» **Items**:

○ ○ ○ ○

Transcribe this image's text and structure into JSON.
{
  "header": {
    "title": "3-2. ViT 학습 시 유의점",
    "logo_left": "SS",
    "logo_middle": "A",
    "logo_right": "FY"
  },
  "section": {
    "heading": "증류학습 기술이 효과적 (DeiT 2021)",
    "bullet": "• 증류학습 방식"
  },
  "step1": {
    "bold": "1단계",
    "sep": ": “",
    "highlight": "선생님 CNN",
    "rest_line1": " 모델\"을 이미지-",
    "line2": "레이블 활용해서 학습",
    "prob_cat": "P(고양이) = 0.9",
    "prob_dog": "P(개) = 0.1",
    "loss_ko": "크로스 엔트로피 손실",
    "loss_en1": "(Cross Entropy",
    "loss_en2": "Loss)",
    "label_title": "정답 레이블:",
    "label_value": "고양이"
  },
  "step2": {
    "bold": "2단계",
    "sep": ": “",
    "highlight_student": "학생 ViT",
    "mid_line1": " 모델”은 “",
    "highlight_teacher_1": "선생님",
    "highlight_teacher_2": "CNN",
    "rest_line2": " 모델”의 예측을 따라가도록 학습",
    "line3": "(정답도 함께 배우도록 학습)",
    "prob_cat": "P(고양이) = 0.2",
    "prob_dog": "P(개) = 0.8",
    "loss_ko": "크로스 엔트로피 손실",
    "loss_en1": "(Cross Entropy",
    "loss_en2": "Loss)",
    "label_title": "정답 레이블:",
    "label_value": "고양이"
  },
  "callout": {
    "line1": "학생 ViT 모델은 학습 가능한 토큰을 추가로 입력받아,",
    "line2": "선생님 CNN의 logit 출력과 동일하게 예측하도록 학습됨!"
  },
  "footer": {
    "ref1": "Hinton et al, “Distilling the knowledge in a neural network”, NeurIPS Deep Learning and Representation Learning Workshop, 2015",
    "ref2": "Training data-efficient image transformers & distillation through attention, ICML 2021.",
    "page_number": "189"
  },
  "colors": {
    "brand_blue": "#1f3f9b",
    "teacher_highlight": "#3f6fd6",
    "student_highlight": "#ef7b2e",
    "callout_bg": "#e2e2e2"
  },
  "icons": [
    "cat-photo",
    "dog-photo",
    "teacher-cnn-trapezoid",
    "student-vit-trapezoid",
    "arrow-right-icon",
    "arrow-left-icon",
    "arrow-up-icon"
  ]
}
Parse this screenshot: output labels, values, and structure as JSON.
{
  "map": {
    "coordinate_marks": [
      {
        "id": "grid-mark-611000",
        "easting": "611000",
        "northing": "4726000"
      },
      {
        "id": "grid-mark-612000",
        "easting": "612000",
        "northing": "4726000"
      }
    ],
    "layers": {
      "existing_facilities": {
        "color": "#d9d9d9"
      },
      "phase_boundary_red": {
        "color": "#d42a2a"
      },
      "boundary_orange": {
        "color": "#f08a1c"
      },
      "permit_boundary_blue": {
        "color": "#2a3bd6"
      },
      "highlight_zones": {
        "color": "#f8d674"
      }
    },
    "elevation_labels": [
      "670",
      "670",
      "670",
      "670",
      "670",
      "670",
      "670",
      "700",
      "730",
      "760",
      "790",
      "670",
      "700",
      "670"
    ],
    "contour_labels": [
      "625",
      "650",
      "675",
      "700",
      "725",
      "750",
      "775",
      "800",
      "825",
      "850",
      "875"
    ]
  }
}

○ ○ ○ ○

» **Task statement**: Filter the data, keeping only the lines that contain "JSON".

» **Written solution**:
Transcribe this image's text and structure into JSON.
Parse this screenshot: output labels, values, and structure as JSON.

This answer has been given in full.